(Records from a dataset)
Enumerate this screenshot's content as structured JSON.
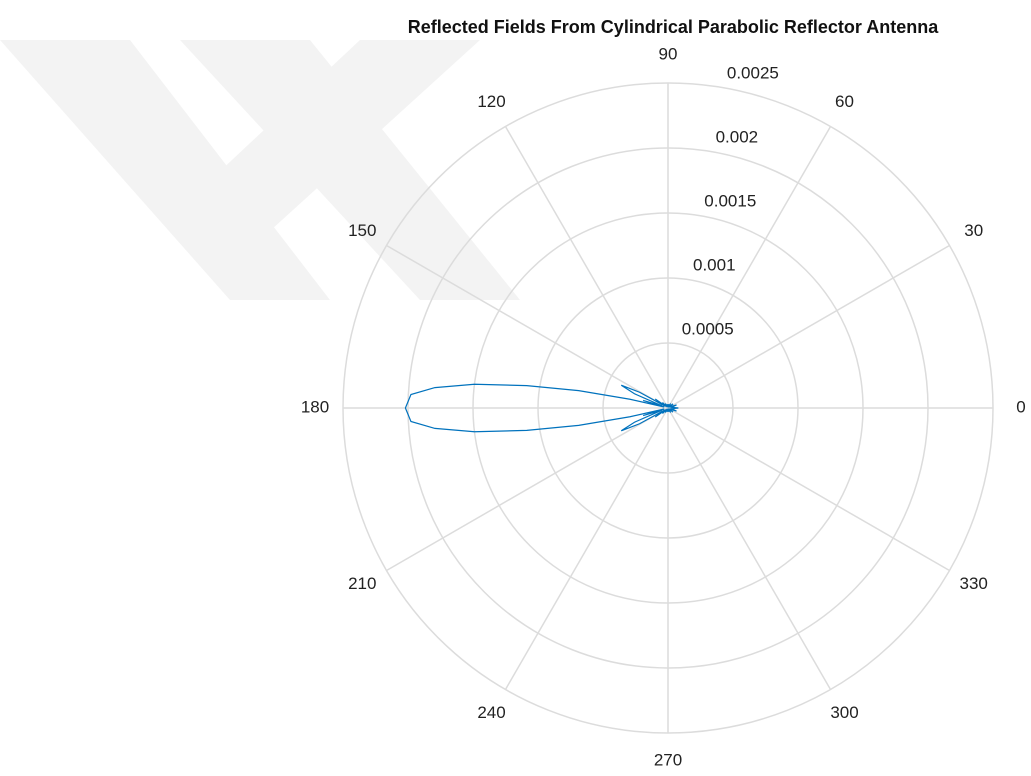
{
  "chart_data": {
    "type": "polar",
    "title": "Reflected Fields From Cylindrical Parabolic Reflector Antenna",
    "thetaticks": [
      0,
      30,
      60,
      90,
      120,
      150,
      180,
      210,
      240,
      270,
      300,
      330
    ],
    "rlim": [
      0,
      0.0025
    ],
    "rticks": [
      0.0005,
      0.001,
      0.0015,
      0.002,
      0.0025
    ],
    "grid": true,
    "series": [
      {
        "color": "#0072bd",
        "theta": [
          0,
          10,
          20,
          30,
          40,
          50,
          60,
          70,
          80,
          90,
          100,
          110,
          120,
          130,
          135,
          140,
          145,
          148,
          151,
          154,
          157,
          160,
          163,
          165,
          167,
          169,
          171,
          173,
          175,
          177,
          180,
          183,
          185,
          187,
          189,
          191,
          193,
          195,
          197,
          200,
          203,
          206,
          209,
          212,
          215,
          220,
          225,
          230,
          240,
          250,
          260,
          270,
          280,
          290,
          300,
          310,
          320,
          330,
          340,
          350,
          360
        ],
        "values": [
          8e-05,
          3e-05,
          7e-05,
          2e-05,
          5e-05,
          1e-05,
          4e-05,
          1e-05,
          3e-05,
          5e-06,
          3e-05,
          1e-05,
          4e-05,
          1e-05,
          6e-05,
          2e-05,
          0.00012,
          3e-05,
          0.00025,
          0.0004,
          0.00028,
          5e-05,
          0.0002,
          3e-05,
          0.0003,
          0.0007,
          0.0011,
          0.0015,
          0.0018,
          0.00198,
          0.00202,
          0.00198,
          0.0018,
          0.0015,
          0.0011,
          0.0007,
          0.0003,
          3e-05,
          0.0002,
          5e-05,
          0.00028,
          0.0004,
          0.00025,
          3e-05,
          0.00012,
          2e-05,
          6e-05,
          1e-05,
          4e-05,
          1e-05,
          3e-05,
          5e-06,
          3e-05,
          1e-05,
          4e-05,
          1e-05,
          5e-05,
          2e-05,
          7e-05,
          3e-05,
          8e-05
        ]
      }
    ]
  }
}
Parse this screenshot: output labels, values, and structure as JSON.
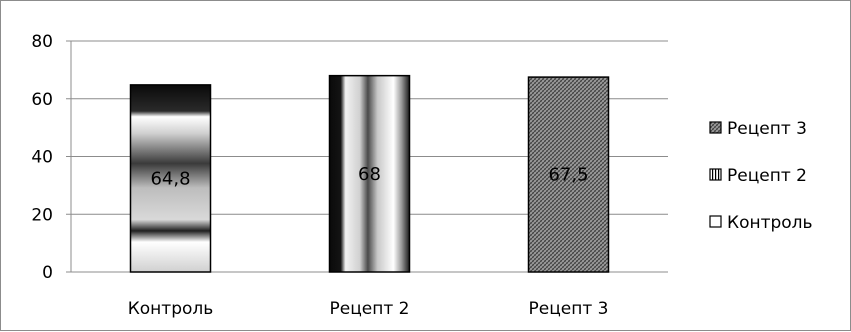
{
  "chart_data": {
    "type": "bar",
    "categories": [
      "Контроль",
      "Рецепт 2",
      "Рецепт 3"
    ],
    "values": [
      64.8,
      68,
      67.5
    ],
    "data_labels": [
      "64,8",
      "68",
      "67,5"
    ],
    "ylim": [
      0,
      80
    ],
    "yticks": [
      "0",
      "20",
      "40",
      "60",
      "80"
    ],
    "grid": true,
    "legend_position": "right",
    "legend": [
      "Рецепт 3",
      "Рецепт 2",
      "Контроль"
    ]
  }
}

Aim of the task: Each line that holds the word "JSON" is to be copied.

Exercise solution:
Enumerate this screenshot's content as structured JSON.
Parse this screenshot: output labels, values, and structure as JSON.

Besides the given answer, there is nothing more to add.